• Record extracts:
···

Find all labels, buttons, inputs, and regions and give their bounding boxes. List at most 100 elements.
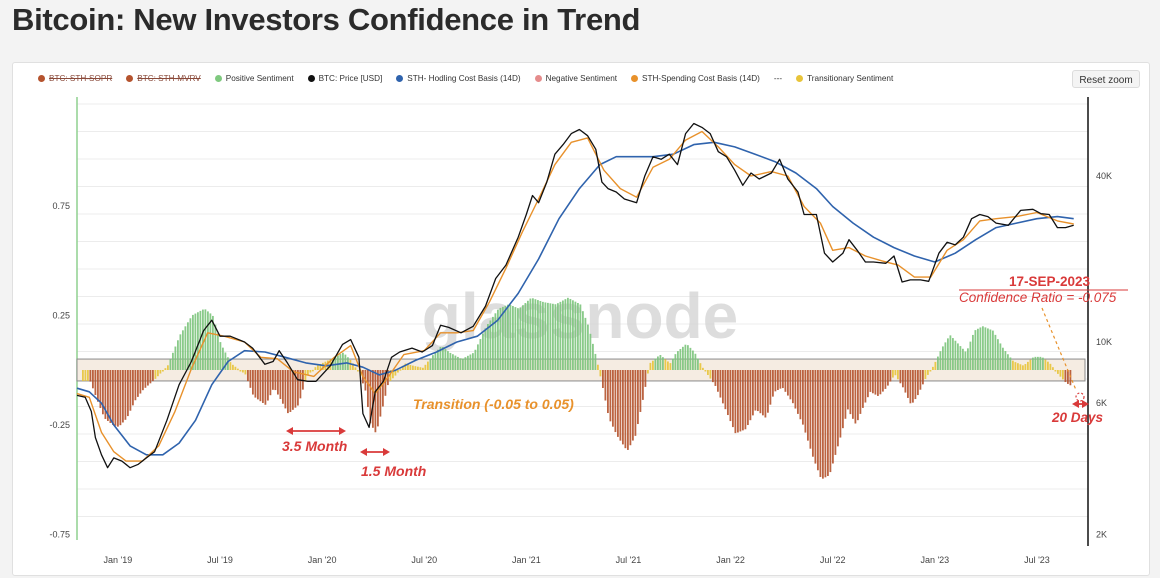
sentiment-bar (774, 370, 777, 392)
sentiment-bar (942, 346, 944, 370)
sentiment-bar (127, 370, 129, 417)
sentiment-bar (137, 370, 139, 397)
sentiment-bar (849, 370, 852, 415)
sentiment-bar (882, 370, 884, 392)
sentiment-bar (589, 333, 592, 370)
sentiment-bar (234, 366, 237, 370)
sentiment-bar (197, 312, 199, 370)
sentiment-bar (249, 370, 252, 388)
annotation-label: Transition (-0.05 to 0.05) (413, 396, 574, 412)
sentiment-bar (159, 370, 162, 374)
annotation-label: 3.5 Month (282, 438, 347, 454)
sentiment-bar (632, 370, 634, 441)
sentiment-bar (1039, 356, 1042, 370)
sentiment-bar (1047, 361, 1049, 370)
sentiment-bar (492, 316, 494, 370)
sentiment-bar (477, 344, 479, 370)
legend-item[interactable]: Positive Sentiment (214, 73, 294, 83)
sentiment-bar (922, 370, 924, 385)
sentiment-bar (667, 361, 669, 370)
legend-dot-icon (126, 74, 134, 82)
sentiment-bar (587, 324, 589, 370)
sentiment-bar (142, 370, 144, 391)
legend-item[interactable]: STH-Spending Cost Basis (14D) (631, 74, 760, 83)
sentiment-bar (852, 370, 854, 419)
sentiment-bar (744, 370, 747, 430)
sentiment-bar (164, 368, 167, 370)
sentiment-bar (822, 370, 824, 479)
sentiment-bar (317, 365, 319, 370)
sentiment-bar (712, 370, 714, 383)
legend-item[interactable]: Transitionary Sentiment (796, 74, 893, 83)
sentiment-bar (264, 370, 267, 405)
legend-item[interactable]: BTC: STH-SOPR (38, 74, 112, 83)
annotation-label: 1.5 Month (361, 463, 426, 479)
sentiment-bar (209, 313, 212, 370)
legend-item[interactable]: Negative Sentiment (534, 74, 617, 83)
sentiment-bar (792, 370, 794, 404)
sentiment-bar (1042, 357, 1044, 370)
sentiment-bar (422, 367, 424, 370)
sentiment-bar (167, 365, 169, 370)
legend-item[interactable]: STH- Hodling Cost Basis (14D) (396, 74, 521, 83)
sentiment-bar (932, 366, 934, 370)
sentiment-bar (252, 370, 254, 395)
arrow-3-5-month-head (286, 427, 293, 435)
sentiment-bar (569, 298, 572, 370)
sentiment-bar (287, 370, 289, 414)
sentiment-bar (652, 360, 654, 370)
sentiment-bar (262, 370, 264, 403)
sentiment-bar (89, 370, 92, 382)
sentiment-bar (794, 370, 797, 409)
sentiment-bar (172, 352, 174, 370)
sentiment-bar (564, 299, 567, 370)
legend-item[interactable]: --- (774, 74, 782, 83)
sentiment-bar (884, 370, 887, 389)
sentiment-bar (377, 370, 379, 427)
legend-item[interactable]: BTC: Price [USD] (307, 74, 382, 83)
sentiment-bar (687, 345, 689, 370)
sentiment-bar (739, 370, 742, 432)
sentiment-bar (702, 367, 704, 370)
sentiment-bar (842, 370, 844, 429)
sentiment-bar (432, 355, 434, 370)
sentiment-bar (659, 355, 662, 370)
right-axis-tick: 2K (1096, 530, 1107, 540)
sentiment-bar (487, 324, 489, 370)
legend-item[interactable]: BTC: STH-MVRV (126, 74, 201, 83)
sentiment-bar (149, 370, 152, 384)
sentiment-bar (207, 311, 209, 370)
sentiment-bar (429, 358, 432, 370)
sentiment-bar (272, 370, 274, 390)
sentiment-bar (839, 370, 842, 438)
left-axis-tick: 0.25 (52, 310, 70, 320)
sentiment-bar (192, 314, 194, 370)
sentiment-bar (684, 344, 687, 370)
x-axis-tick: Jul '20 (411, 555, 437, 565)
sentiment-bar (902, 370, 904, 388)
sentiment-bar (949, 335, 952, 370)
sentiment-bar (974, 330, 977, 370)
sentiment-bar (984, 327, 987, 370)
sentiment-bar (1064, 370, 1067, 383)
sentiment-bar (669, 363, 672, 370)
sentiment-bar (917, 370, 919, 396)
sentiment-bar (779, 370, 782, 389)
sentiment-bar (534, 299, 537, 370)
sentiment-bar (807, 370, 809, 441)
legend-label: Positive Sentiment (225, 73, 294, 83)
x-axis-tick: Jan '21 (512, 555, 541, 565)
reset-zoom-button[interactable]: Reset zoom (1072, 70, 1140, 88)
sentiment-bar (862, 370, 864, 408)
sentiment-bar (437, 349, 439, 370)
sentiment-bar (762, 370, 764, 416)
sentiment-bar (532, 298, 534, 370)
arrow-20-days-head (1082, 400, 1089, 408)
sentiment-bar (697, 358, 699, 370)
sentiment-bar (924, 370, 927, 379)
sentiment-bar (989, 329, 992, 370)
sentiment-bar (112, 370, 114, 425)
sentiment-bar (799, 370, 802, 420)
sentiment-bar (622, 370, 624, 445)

···

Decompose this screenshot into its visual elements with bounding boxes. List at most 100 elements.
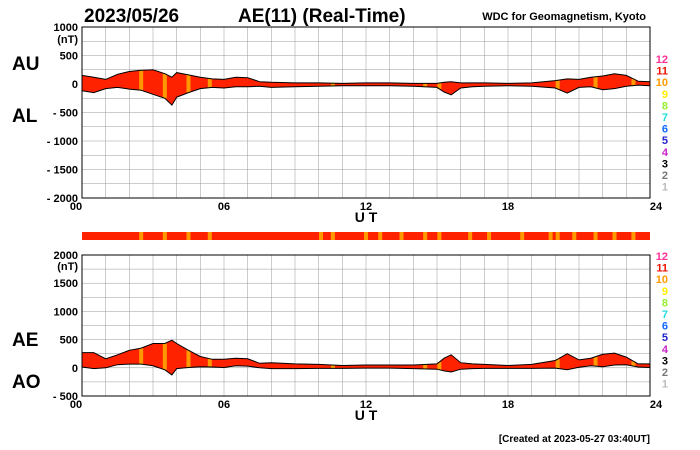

···

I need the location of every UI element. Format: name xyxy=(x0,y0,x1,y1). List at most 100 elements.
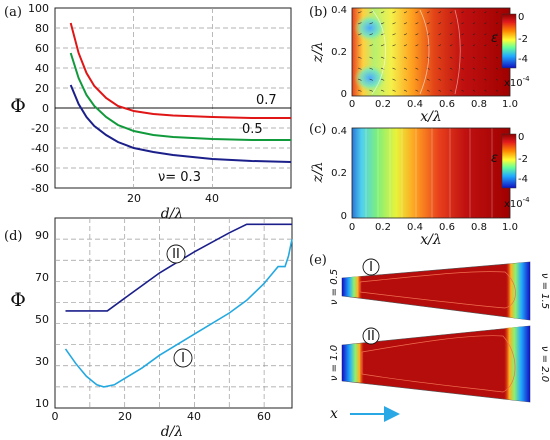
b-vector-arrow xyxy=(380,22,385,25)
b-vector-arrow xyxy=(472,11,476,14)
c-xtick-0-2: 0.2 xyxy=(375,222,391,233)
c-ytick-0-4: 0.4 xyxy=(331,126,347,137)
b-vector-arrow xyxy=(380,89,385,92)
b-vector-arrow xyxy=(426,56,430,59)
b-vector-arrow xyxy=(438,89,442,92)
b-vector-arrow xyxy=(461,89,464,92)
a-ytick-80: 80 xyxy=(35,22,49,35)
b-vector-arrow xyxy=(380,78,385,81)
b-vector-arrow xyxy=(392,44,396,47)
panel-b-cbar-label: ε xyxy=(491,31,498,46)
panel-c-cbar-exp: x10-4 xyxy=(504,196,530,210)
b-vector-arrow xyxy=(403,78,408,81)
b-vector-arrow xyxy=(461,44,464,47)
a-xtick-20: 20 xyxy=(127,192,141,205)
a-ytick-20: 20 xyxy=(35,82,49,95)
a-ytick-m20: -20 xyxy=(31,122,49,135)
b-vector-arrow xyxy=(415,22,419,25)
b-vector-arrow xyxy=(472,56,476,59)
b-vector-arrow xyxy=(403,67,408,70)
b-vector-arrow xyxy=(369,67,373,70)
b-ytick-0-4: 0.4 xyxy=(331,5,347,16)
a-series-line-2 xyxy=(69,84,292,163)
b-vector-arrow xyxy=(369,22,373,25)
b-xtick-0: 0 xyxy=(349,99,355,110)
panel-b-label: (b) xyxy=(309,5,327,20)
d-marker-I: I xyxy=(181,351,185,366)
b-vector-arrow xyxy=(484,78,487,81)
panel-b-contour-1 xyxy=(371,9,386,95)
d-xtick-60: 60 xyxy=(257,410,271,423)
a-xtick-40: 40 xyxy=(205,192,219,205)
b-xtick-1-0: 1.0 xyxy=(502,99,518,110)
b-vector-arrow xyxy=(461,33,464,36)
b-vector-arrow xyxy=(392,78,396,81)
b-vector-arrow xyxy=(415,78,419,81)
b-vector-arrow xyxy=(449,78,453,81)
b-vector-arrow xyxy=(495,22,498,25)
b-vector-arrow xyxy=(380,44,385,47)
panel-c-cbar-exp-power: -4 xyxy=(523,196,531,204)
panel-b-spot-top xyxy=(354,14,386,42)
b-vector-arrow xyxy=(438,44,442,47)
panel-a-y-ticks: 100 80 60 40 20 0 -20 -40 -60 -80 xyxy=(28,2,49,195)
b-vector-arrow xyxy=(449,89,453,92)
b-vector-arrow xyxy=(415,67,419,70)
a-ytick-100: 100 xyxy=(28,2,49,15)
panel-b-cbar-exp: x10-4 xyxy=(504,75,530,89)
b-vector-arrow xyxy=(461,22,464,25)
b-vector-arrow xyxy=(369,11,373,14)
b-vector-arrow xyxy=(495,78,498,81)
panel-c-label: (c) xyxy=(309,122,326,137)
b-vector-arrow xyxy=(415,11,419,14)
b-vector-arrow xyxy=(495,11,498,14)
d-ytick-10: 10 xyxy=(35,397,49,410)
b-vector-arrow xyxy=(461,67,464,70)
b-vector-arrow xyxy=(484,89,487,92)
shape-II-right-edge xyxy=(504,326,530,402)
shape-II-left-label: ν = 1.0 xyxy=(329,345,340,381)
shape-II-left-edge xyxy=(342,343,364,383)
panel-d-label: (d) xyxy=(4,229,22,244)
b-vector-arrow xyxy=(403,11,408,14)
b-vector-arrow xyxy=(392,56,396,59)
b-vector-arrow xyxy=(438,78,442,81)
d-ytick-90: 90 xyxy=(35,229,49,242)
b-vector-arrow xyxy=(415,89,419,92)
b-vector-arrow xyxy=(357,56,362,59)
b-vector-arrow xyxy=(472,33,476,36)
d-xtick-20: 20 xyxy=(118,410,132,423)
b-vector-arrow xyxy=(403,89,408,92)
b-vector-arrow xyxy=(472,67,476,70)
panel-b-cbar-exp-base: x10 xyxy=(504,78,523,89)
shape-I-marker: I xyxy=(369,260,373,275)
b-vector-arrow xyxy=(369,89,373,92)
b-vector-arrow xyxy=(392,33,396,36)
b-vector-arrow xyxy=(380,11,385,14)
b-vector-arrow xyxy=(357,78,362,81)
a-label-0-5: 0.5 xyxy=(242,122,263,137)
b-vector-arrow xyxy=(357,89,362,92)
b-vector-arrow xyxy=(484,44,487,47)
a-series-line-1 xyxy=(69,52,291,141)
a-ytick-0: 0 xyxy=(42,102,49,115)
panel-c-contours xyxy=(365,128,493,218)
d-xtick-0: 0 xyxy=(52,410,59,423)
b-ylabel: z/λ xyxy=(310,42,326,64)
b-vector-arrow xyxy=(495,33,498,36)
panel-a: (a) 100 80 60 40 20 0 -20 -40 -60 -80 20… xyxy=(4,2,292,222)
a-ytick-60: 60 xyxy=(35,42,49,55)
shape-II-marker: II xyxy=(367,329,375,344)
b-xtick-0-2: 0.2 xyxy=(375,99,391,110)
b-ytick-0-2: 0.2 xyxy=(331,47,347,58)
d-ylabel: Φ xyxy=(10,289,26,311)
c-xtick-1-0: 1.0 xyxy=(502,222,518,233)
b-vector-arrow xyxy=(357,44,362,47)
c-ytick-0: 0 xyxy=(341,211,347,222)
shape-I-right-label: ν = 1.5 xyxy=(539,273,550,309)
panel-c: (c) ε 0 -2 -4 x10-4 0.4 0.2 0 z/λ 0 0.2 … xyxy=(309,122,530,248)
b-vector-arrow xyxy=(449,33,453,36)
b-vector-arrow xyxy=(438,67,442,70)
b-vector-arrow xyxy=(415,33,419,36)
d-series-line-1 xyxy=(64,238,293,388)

···

• Problem to solve: Copy the listing above, from the line with "Find all labels, buttons, inputs, and" up to and including the line with "sentiment-bar (159, 370, 162, 374)". Leave the pictures out of your copy.

• Complete output:
Find all labels, buttons, inputs, and regions and give their bounding boxes. List at most 100 elements.
sentiment-bar (774, 370, 777, 392)
sentiment-bar (942, 346, 944, 370)
sentiment-bar (127, 370, 129, 417)
sentiment-bar (137, 370, 139, 397)
sentiment-bar (849, 370, 852, 415)
sentiment-bar (882, 370, 884, 392)
sentiment-bar (589, 333, 592, 370)
sentiment-bar (234, 366, 237, 370)
sentiment-bar (197, 312, 199, 370)
sentiment-bar (249, 370, 252, 388)
annotation-label: Transition (-0.05 to 0.05) (413, 396, 574, 412)
sentiment-bar (159, 370, 162, 374)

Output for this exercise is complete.